**Source material:**
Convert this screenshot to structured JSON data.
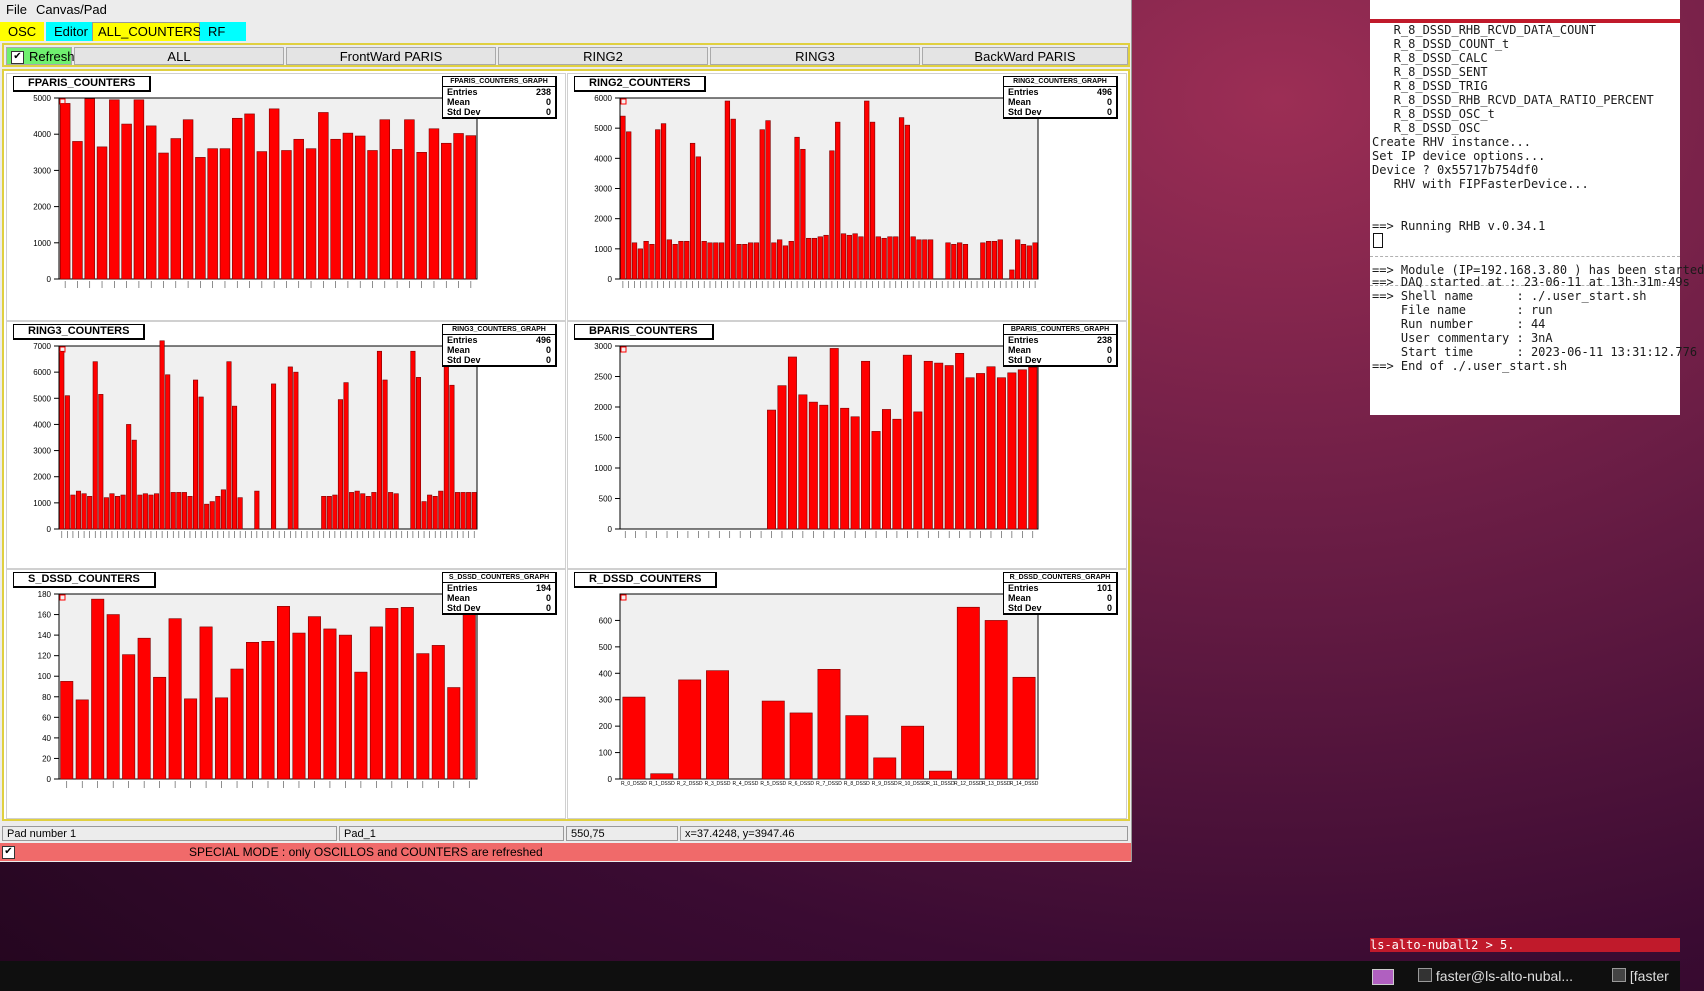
{
  "menu": {
    "file": "File",
    "canvas_pad": "Canvas/Pad"
  },
  "tabs": [
    {
      "label": "OSC",
      "color": "#ffff00"
    },
    {
      "label": "Editor",
      "color": "#00ffff"
    },
    {
      "label": "ALL_COUNTERS",
      "color": "#ffff00"
    },
    {
      "label": "RF",
      "color": "#00ffff"
    }
  ],
  "refresh": {
    "label": "Refresh",
    "checked": true
  },
  "buttons": [
    "ALL",
    "FrontWard PARIS",
    "RING2",
    "RING3",
    "BackWard PARIS"
  ],
  "pads": [
    {
      "title": "FPARIS_COUNTERS",
      "stats_title": "FPARIS_COUNTERS_GRAPH",
      "entries": "238",
      "mean": "0",
      "stddev": "0"
    },
    {
      "title": "RING2_COUNTERS",
      "stats_title": "RING2_COUNTERS_GRAPH",
      "entries": "496",
      "mean": "0",
      "stddev": "0"
    },
    {
      "title": "RING3_COUNTERS",
      "stats_title": "RING3_COUNTERS_GRAPH",
      "entries": "496",
      "mean": "0",
      "stddev": "0"
    },
    {
      "title": "BPARIS_COUNTERS",
      "stats_title": "BPARIS_COUNTERS_GRAPH",
      "entries": "238",
      "mean": "0",
      "stddev": "0"
    },
    {
      "title": "S_DSSD_COUNTERS",
      "stats_title": "S_DSSD_COUNTERS_GRAPH",
      "entries": "194",
      "mean": "0",
      "stddev": "0"
    },
    {
      "title": "R_DSSD_COUNTERS",
      "stats_title": "R_DSSD_COUNTERS_GRAPH",
      "entries": "101",
      "mean": "0",
      "stddev": "0"
    }
  ],
  "stat_labels": {
    "entries": "Entries",
    "mean": "Mean",
    "stddev": "Std Dev"
  },
  "chart_data": [
    {
      "type": "bar",
      "title": "FPARIS_COUNTERS",
      "ylim": [
        0,
        5000
      ],
      "yticks": [
        0,
        1000,
        2000,
        3000,
        4000,
        5000
      ],
      "values": [
        4850,
        3800,
        4980,
        3650,
        4950,
        4280,
        4950,
        4230,
        3480,
        3880,
        4400,
        3360,
        3600,
        3600,
        4440,
        4560,
        3520,
        4700,
        3550,
        3860,
        3600,
        4600,
        3860,
        4030,
        3950,
        3550,
        4400,
        3580,
        4400,
        3500,
        4150,
        3750,
        4020,
        3960
      ]
    },
    {
      "type": "bar",
      "title": "RING2_COUNTERS",
      "ylim": [
        0,
        6000
      ],
      "yticks": [
        0,
        1000,
        2000,
        3000,
        4000,
        5000,
        6000
      ],
      "values": [
        5400,
        4880,
        1200,
        1000,
        1250,
        1150,
        4950,
        5150,
        1300,
        1150,
        1250,
        1250,
        4500,
        4050,
        1250,
        1200,
        1200,
        1200,
        5900,
        5300,
        1150,
        1150,
        1200,
        1200,
        4950,
        5250,
        1200,
        1300,
        1100,
        1250,
        4700,
        4300,
        1350,
        1350,
        1400,
        1450,
        4250,
        5200,
        1500,
        1450,
        1500,
        1400,
        5900,
        5200,
        1400,
        1350,
        1400,
        1400,
        5350,
        5100,
        1400,
        1300,
        1300,
        1300,
        0,
        0,
        1200,
        1150,
        1200,
        1150,
        0,
        0,
        1200,
        1250,
        1250,
        1300,
        0,
        300,
        1300,
        1150,
        1100,
        1200
      ]
    },
    {
      "type": "bar",
      "title": "RING3_COUNTERS",
      "ylim": [
        0,
        7000
      ],
      "yticks": [
        0,
        1000,
        2000,
        3000,
        4000,
        5000,
        6000,
        7000
      ],
      "values": [
        6800,
        5100,
        1300,
        1450,
        1350,
        1250,
        6400,
        5150,
        1200,
        1350,
        1250,
        1300,
        4000,
        3400,
        1300,
        1350,
        1300,
        1350,
        7200,
        5900,
        1400,
        1400,
        1400,
        1250,
        5700,
        5050,
        950,
        1050,
        1250,
        1500,
        6400,
        4700,
        1200,
        0,
        0,
        1450,
        0,
        0,
        5550,
        0,
        0,
        6200,
        6000,
        0,
        0,
        0,
        0,
        1250,
        1250,
        1300,
        4950,
        5600,
        1400,
        1450,
        1350,
        1250,
        1400,
        6800,
        5700,
        1400,
        1350,
        0,
        0,
        6800,
        5800,
        1050,
        1300,
        1250,
        1450,
        6500,
        5500,
        1400,
        1400,
        1400,
        1400
      ]
    },
    {
      "type": "bar",
      "title": "BPARIS_COUNTERS",
      "ylim": [
        0,
        3000
      ],
      "yticks": [
        0,
        500,
        1000,
        1500,
        2000,
        2500,
        3000
      ],
      "values": [
        0,
        0,
        0,
        0,
        0,
        0,
        0,
        0,
        0,
        0,
        0,
        0,
        0,
        0,
        1950,
        2350,
        2820,
        2200,
        2080,
        2030,
        2960,
        1980,
        1840,
        2750,
        1600,
        1960,
        1800,
        2850,
        1920,
        2750,
        2720,
        2680,
        2880,
        2480,
        2550,
        2660,
        2480,
        2560,
        2610,
        2650
      ]
    },
    {
      "type": "bar",
      "title": "S_DSSD_COUNTERS",
      "ylim": [
        0,
        180
      ],
      "yticks": [
        0,
        20,
        40,
        60,
        80,
        100,
        120,
        140,
        160,
        180
      ],
      "values": [
        95,
        77,
        175,
        160,
        121,
        137,
        99,
        156,
        78,
        148,
        79,
        107,
        133,
        134,
        168,
        142,
        158,
        146,
        140,
        104,
        148,
        166,
        167,
        122,
        130,
        89,
        163
      ]
    },
    {
      "type": "bar",
      "title": "R_DSSD_COUNTERS",
      "ylim": [
        0,
        700
      ],
      "yticks": [
        0,
        100,
        200,
        300,
        400,
        500,
        600
      ],
      "values": [
        310,
        20,
        375,
        410,
        0,
        295,
        250,
        415,
        240,
        80,
        200,
        30,
        650,
        600,
        385
      ],
      "categories": [
        "R_0_DSSD",
        "R_1_DSSD",
        "R_2_DSSD",
        "R_3_DSSD",
        "R_4_DSSD",
        "R_5_DSSD",
        "R_6_DSSD",
        "R_7_DSSD",
        "R_8_DSSD",
        "R_9_DSSD",
        "R_10_DSSD",
        "R_11_DSSD",
        "R_12_DSSD",
        "R_13_DSSD",
        "R_14_DSSD"
      ]
    }
  ],
  "status": {
    "pad_number": "Pad number 1",
    "pad_name": "Pad_1",
    "coords": "550,75",
    "xy": "x=37.4248, y=3947.46"
  },
  "special_mode": "SPECIAL MODE : only OSCILLOS and COUNTERS are refreshed",
  "terminal": {
    "lines_a": [
      "   R_8_DSSD_RHB_RCVD_DATA_COUNT",
      "   R_8_DSSD_COUNT_t",
      "   R_8_DSSD_CALC",
      "   R_8_DSSD_SENT",
      "   R_8_DSSD_TRIG",
      "   R_8_DSSD_RHB_RCVD_DATA_RATIO_PERCENT",
      "   R_8_DSSD_OSC_t",
      "   R_8_DSSD_OSC",
      "Create RHV instance...",
      "Set IP device options...",
      "Device ? 0x55717b754df0",
      "   RHV with FIPFasterDevice..."
    ],
    "running": "==> Running RHB v.0.34.1",
    "module": "==> Module (IP=192.168.3.80 ) has been started",
    "lines_b": [
      "==> DAQ started at : 23-06-11 at 13h-31m-49s",
      "==> Shell name      : ./.user_start.sh",
      "    File name       : run",
      "    Run number      : 44",
      "    User commentary : 3nA",
      "    Start time      : 2023-06-11 13:31:12.776",
      "==> End of ./.user_start.sh"
    ],
    "statusbar": "ls-alto-nuball2 > 5."
  },
  "taskbar": {
    "item1": "faster@ls-alto-nubal...",
    "item2": "[faster"
  }
}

**What to work on:** Check each line of the data above for the word "entries" and say how many lines have it. Give the number alone.

**Exercise result:** 7